-- SOURCE PASSAGE --
......
Nobody Told Me Locs Could Be This Dry
I thought starting locs meant my hair care routine was about to get simpler. Fewer products, less manipulation, more freedom.
What I did not expect was to spend the first year fighting dryness unlike anything I had experienced with my natural hair before.
My locs felt like straw by day three after washing. The ends were brittle.
I was applying oil after oil, and nothing seemed to penetrate. I was frustrated, confused, and honestly a little embarrassed, because from the outside, my locs looked fine. On the inside, every time I touched them, they crunched.
The moisture problem in locs is real, it is common, and it is almost never discussed with the honesty it deserves before you make the commitment to loc your hair.
This article is the conversation I wish I had before I started.
***Please note that this site uses affiliate links if you would like to read the legal stuff you can find it here

Why Moisture Behaves Differently in Locs
When your hair is loose, moisture can travel relatively freely along each strand. You can apply a leave-in conditioner, work it through section by section, and feel the hydration distribute across your hair. With locs, the situation is fundamentally different.
Locs are densely compacted structures. As they mature and tighten, the inner core of each loc becomes increasingly difficult to penetrate with product. Water, which is the only true moisturiser for hair, can struggle to reach the centre of a mature loc. Oils and butters, which many people reflexively reach for when hair feels dry, sit on the surface and create the illusion of moisture without actually delivering it.
This is the core misunderstanding that keeps so many people stuck in a cycle of dry, dull locs. They are adding a product. They are putting in the effort. The product simply is not getting where it needs to go.
The Water Myth: Why You Were Told to Avoid It
One of the most persistent pieces of advice in the early loc community is to keep your locs dry. The reasoning behind this is not entirely wrong: locs that stay wet for extended periods can develop mildew, buildup, and an unpleasant smell. In the budding and teenage stages, especially, frequent wetting can cause unravelling.
The problem is that this advice mutated over time into a general fear of water, and people stopped moisturising their locs with the one thing hair actually needs.
Water is not the enemy. Staying wet for days without proper drying is the enemy. Those are two very different things.
Healthy locs need water. The goal is to learn how to introduce water in a way that allows for thorough drying.
A light water-based spritz on the scalp and along the length of your locs, followed by proper air drying or sitting under a hooded dryer, is not only safe, but it is necessary.
What Loc Moisture Actually Looks Like
Understanding what you are trying to achieve makes it easier to build the right routine. Moisturised locs should feel soft and pliable when you handle them. They should have some flexibility without feeling mushy or over-saturated. They should not feel like rope or straw. They should not snap or crack when bent.
......
-- Coordinate annotation records --
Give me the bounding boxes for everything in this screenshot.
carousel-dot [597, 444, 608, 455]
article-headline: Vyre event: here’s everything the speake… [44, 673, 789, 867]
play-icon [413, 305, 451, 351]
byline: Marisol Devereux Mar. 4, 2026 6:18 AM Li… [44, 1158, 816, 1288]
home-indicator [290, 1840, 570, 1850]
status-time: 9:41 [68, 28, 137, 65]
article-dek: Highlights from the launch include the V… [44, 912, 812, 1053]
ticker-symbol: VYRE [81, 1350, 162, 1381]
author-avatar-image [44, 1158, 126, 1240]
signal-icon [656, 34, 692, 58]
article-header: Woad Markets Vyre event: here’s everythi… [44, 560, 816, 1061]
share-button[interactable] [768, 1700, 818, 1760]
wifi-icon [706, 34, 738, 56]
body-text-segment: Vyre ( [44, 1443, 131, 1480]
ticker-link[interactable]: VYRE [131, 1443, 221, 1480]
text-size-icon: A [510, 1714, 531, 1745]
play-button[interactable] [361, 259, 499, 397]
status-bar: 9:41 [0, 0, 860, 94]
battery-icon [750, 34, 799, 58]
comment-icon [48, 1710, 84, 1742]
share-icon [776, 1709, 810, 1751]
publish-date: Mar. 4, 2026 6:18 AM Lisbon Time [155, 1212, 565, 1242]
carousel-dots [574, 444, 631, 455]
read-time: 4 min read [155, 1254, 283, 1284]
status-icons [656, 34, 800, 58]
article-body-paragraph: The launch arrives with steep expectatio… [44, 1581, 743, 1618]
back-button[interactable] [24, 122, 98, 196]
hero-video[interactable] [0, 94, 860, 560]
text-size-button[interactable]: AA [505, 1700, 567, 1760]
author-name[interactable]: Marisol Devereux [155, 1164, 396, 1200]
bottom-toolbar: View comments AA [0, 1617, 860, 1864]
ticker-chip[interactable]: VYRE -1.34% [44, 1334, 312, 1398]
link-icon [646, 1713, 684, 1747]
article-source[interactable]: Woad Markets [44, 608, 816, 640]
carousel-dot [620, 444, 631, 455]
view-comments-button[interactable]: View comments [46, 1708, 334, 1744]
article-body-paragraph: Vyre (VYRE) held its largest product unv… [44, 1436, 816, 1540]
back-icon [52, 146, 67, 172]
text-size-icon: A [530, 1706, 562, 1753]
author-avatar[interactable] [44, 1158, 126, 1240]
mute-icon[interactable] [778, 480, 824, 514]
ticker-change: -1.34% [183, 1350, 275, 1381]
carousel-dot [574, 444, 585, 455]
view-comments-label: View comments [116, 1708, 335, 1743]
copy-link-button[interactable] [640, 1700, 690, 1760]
......
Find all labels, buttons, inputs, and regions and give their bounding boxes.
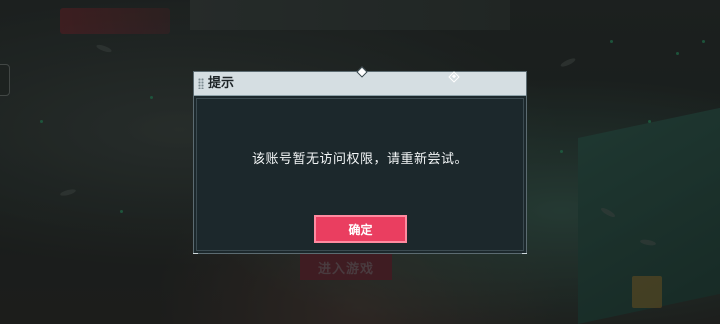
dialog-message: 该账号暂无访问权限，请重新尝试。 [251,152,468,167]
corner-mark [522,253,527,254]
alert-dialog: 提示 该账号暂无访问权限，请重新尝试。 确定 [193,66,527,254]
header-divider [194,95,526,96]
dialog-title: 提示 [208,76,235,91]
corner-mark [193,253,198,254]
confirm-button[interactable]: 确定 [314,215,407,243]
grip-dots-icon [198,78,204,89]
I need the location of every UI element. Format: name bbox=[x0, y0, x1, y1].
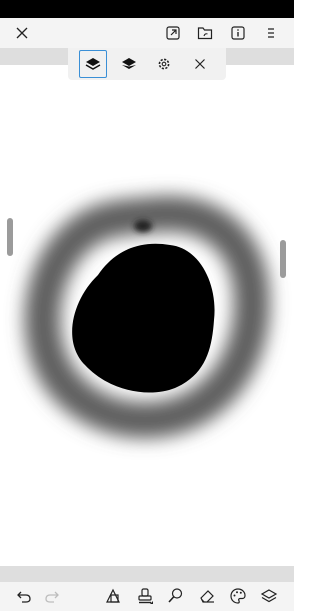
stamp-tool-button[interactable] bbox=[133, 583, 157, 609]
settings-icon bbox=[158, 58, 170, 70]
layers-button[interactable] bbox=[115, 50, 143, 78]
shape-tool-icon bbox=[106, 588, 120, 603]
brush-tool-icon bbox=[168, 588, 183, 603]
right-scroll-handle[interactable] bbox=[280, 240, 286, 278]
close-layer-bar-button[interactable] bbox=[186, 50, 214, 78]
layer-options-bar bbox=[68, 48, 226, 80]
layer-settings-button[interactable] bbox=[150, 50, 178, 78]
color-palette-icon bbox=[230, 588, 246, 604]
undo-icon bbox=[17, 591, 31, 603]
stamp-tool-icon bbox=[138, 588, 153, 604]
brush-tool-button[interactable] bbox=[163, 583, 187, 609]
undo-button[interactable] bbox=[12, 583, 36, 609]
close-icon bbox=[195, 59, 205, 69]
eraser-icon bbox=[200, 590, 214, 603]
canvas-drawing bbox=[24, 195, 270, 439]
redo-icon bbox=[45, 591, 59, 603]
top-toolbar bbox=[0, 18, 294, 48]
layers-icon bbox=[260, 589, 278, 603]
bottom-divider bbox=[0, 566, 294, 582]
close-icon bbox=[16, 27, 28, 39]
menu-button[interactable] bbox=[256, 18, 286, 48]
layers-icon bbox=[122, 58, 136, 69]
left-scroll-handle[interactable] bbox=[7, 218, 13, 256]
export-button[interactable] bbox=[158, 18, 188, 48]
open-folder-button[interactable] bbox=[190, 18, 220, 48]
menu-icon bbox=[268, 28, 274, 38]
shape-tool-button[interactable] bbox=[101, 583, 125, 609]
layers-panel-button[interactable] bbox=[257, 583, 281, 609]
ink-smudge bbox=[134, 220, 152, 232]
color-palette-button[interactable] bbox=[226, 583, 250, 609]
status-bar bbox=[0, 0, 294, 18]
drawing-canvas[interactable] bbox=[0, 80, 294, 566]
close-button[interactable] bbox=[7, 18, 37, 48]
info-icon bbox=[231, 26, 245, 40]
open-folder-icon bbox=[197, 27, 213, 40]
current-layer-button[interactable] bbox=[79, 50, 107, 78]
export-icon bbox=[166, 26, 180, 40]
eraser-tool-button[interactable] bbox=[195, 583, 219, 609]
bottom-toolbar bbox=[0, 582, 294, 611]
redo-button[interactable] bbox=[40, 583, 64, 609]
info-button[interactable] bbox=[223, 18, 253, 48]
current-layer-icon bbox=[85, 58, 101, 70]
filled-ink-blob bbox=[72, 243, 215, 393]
......
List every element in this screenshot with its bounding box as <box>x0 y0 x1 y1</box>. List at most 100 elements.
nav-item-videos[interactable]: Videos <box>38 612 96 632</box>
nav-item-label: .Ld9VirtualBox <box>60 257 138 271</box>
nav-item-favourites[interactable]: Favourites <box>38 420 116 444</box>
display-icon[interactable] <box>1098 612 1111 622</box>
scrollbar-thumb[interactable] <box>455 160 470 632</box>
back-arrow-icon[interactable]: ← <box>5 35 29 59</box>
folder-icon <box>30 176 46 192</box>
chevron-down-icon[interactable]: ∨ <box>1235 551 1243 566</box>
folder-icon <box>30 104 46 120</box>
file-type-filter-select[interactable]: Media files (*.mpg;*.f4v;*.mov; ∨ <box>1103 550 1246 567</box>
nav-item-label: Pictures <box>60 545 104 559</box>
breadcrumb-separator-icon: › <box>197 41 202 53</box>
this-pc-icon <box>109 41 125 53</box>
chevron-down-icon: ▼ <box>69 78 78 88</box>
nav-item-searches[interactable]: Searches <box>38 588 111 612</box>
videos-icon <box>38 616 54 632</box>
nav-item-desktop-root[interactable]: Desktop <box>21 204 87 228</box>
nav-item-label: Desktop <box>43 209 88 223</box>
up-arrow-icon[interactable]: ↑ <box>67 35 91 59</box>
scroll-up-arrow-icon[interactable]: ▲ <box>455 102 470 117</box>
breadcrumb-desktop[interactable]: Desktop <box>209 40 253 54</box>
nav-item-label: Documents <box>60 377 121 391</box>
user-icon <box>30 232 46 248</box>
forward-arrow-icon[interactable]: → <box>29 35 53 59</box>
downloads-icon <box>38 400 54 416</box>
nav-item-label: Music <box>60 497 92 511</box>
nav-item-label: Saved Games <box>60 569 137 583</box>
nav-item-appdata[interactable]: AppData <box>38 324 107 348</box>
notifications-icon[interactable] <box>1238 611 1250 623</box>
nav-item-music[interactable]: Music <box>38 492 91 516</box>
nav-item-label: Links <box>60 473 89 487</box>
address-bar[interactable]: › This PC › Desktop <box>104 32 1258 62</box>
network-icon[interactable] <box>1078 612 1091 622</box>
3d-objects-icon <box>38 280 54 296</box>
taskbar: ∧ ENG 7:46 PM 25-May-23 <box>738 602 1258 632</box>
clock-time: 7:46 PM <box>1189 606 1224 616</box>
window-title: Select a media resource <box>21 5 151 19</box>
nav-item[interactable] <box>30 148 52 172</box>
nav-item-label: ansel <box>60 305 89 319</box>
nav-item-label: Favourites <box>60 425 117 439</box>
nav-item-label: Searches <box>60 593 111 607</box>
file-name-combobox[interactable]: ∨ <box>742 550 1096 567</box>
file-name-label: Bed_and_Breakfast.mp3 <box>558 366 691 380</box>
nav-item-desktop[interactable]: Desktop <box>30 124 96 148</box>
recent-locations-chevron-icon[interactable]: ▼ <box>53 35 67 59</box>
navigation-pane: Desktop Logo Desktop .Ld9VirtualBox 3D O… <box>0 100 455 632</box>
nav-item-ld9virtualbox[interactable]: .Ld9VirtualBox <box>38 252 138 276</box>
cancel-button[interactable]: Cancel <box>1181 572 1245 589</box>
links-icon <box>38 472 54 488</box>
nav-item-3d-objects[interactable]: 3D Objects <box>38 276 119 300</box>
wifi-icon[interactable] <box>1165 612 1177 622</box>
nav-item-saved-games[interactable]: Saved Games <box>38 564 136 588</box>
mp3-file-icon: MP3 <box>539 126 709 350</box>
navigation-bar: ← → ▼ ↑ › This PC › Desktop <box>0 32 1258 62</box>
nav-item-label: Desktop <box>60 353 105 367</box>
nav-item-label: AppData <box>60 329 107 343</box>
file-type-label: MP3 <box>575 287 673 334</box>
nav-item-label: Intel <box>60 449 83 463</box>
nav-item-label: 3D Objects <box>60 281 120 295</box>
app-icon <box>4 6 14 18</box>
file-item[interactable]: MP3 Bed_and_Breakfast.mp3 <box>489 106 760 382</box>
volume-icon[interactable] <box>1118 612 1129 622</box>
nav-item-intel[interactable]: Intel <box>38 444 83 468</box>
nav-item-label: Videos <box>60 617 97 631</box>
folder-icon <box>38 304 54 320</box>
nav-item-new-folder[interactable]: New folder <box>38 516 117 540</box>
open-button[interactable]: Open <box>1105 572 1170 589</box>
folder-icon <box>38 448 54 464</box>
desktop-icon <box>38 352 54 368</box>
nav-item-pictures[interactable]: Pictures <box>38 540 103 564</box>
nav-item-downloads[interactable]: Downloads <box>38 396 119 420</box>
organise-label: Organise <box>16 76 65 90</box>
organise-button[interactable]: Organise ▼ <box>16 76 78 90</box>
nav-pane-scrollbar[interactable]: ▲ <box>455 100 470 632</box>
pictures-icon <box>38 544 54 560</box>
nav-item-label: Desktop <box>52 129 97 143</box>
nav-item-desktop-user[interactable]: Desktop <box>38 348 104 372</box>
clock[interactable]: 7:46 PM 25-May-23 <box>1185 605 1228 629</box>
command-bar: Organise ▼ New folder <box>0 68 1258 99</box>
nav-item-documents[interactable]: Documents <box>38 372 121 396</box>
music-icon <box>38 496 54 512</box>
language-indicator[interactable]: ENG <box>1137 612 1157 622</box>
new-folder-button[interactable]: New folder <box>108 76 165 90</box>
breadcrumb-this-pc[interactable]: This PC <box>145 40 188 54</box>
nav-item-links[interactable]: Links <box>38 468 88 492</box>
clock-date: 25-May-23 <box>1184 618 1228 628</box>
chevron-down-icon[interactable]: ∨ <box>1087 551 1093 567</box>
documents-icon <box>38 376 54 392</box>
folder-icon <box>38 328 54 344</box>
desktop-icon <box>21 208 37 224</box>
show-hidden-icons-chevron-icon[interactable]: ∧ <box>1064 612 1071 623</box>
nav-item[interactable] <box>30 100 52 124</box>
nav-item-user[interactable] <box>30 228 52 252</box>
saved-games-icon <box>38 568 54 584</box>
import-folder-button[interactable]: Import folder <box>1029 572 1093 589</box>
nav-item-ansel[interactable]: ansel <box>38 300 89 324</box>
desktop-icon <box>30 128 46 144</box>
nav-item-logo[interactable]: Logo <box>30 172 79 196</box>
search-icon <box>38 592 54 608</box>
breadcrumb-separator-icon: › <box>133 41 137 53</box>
......
-- REQUIRED TASK 1 --
Answer these questions from the loc moisture article:
(a) By which day after washing did the writer's locs feel like straw?
(b) What does the article call the only true moisturizer for hair?
(c) What can locs develop if they stay wet for extended periods?
-- REQUIRED TASK 2 --
Write the next part of the article on moisture in locs, starting right after its final sentence.

-- WRITTEN ANSWER 1 --
(a) Day three.
(b) Water.
(c) Mildew, buildup, and an unpleasant smell.

-- WRITTEN ANSWER 2 --
Moisturised locs also have a certain visual quality. They look alive rather than dull. The colour appears richer rather than ashy. The surface has a natural sheen rather than a chalky or coated appearance.
If your locs consistently feel stiff, dry, or brittle regardless of what you apply, the issue is almost certainly that you are using the wrong products in the wrong order, or that you are not allowing water to do its job.
The LOC Method for Locs: Does It Actually Work?
The LOC method — Liquid, Oil, Cream — is widely recommended for natural hair, but it requires some adaptation for locs.
Here is how to think about it:
Liquid first, always.
Start every moisture session with water or a water-based spray. This is the actual hydration. Everything else seals or layers on top of it.
Apply it directly to your scalp and work it lightly along the length of your locs while they are damp.
Oil to seal, not to moisturise.
Oils do not add moisture. They seal it in. Lightweight oils like jojoba, sweet almond, or argan are better choices for locs than heavy oils like castor or coconut, which can cause buildup inside the loc structure over time. Apply sparingly after the water-based step.
Cream or butter for the ends.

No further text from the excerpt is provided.